> [STATED GOAL]
Using the data beneath, show every line that includes the word "What".

◇ ◇ ◇ ◇ ◇ ◇ ◇

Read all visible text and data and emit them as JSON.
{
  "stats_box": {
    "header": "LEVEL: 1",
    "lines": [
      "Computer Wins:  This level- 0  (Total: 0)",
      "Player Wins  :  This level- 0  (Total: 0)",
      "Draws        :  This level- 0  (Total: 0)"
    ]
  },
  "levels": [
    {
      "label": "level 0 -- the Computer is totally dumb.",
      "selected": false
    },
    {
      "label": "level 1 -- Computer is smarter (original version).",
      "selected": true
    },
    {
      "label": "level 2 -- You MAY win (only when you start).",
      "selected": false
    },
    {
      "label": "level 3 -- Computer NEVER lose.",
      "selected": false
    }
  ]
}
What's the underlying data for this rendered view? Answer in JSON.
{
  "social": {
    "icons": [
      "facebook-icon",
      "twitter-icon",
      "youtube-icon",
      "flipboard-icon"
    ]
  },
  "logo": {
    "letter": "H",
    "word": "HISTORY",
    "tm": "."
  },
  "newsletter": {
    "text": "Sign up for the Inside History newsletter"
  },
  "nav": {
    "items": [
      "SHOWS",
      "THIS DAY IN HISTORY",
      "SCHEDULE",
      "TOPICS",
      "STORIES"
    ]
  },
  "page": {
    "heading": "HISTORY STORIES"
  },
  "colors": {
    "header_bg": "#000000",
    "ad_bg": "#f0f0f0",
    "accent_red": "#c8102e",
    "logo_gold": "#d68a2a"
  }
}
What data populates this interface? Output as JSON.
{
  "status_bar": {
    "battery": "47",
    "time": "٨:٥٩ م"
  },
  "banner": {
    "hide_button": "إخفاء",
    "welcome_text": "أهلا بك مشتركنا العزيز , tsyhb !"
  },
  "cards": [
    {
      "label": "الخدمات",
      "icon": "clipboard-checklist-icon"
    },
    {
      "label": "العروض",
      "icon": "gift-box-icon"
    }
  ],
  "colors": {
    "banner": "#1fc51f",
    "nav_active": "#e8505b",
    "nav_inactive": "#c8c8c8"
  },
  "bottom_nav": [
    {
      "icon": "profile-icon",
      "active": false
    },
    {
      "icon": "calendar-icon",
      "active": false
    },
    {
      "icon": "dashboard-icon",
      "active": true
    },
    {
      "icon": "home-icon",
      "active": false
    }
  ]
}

◇ ◇ ◇ ◇ ◇ ◇ ◇

> [SOLUTION]
What's the underlying data for this rendered view? Answer in JSON.
What data populates this interface? Output as JSON.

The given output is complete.